= Assigned task =
Each entry in the listing below should be returned precisely as it is.

───

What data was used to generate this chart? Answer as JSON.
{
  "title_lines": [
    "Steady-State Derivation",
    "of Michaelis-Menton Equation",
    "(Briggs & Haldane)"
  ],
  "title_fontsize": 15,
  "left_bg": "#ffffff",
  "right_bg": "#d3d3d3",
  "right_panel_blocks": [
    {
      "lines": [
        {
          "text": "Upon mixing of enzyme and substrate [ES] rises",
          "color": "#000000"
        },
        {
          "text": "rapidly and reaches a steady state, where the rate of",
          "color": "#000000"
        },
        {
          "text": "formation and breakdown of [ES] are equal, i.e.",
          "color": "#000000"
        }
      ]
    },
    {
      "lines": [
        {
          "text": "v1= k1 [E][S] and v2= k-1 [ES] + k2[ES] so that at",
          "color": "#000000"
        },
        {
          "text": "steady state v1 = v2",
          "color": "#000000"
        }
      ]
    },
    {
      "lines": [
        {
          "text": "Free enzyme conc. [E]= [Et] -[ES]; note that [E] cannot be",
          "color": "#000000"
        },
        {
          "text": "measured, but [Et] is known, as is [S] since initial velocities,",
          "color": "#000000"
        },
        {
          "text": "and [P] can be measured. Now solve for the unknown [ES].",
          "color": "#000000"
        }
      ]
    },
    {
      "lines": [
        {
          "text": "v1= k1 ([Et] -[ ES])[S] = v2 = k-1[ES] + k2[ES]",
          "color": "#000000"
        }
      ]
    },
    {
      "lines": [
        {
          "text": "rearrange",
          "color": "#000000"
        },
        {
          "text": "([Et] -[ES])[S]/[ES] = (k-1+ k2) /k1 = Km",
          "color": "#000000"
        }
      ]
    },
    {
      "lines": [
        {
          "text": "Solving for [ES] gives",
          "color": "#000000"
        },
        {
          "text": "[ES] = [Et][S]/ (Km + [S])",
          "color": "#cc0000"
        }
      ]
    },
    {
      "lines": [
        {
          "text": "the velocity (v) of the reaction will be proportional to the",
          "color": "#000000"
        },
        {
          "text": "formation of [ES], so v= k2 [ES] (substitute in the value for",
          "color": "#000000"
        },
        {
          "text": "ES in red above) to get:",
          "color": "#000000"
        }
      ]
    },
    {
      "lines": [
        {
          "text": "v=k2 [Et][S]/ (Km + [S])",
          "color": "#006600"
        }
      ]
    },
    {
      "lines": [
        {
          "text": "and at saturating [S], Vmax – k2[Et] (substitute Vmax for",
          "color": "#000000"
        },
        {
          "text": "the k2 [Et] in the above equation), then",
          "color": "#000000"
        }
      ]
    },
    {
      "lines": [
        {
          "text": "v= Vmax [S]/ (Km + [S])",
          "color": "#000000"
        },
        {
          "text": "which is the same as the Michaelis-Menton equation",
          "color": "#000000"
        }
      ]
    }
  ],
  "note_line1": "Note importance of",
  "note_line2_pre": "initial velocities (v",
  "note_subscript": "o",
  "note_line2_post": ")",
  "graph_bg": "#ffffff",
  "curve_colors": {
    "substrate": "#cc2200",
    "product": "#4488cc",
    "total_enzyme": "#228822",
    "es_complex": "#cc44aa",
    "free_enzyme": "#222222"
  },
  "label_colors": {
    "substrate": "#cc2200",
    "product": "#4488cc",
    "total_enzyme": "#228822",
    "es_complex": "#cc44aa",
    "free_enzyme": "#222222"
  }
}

───

= Result for this task =
What data was used to generate this chart? Answer as JSON.
{
  "title_lines": [
    "Steady-State Derivation",
    "of Michaelis-Menton Equation",
    "(Briggs & Haldane)"
  ],
  "title_fontsize": 15,
  "left_bg": "#ffffff",
  "right_bg": "#d3d3d3",
  "right_panel_blocks": [
    {
      "lines": [
        {
          "text": "Upon mixing of enzyme and substrate [ES] rises",
          "color": "#000000"
        },
        {
          "text": "rapidly and reaches a steady state, where the rate of",
          "color": "#000000"
        },
        {
          "text": "formation and breakdown of [ES] are equal, i.e.",
          "color": "#000000"
        }
      ]
    },
    {
      "lines": [
        {
          "text": "v1= k1 [E][S] and v2= k-1 [ES] + k2[ES] so that at",
          "color": "#000000"
        },
        {
          "text": "steady state v1 = v2",
          "color": "#000000"
        }
      ]
    },
    {
      "lines": [
        {
          "text": "Free enzyme conc. [E]= [Et] -[ES]; note that [E] cannot be",
          "color": "#000000"
        },
        {
          "text": "measured, but [Et] is known, as is [S] since initial velocities,",
          "color": "#000000"
        },
        {
          "text": "and [P] can be measured. Now solve for the unknown [ES].",
          "color": "#000000"
        }
      ]
    },
    {
      "lines": [
        {
          "text": "v1= k1 ([Et] -[ ES])[S] = v2 = k-1[ES] + k2[ES]",
          "color": "#000000"
        }
      ]
    },
    {
      "lines": [
        {
          "text": "rearrange",
          "color": "#000000"
        },
        {
          "text": "([Et] -[ES])[S]/[ES] = (k-1+ k2) /k1 = Km",
          "color": "#000000"
        }
      ]
    },
    {
      "lines": [
        {
          "text": "Solving for [ES] gives",
          "color": "#000000"
        },
        {
          "text": "[ES] = [Et][S]/ (Km + [S])",
          "color": "#cc0000"
        }
      ]
    },
    {
      "lines": [
        {
          "text": "the velocity (v) of the reaction will be proportional to the",
          "color": "#000000"
        },
        {
          "text": "formation of [ES], so v= k2 [ES] (substitute in the value for",
          "color": "#000000"
        },
        {
          "text": "ES in red above) to get:",
          "color": "#000000"
        }
      ]
    },
    {
      "lines": [
        {
          "text": "v=k2 [Et][S]/ (Km + [S])",
          "color": "#006600"
        }
      ]
    },
    {
      "lines": [
        {
          "text": "and at saturating [S], Vmax – k2[Et] (substitute Vmax for",
          "color": "#000000"
        },
        {
          "text": "the k2 [Et] in the above equation), then",
          "color": "#000000"
        }
      ]
    },
    {
      "lines": [
        {
          "text": "v= Vmax [S]/ (Km + [S])",
          "color": "#000000"
        },
        {
          "text": "which is the same as the Michaelis-Menton equation",
          "color": "#000000"
        }
      ]
    }
  ],
  "note_line1": "Note importance of",
  "note_line2_pre": "initial velocities (v",
  "note_subscript": "o",
  "note_line2_post": ")",
  "graph_bg": "#ffffff",
  "curve_colors": {
    "substrate": "#cc2200",
    "product": "#4488cc",
    "total_enzyme": "#228822",
    "es_complex": "#cc44aa",
    "free_enzyme": "#222222"
  },
  "label_colors": {
    "substrate": "#cc2200",
    "product": "#4488cc",
    "total_enzyme": "#228822",
    "es_complex": "#cc44aa",
    "free_enzyme": "#222222"
  }
}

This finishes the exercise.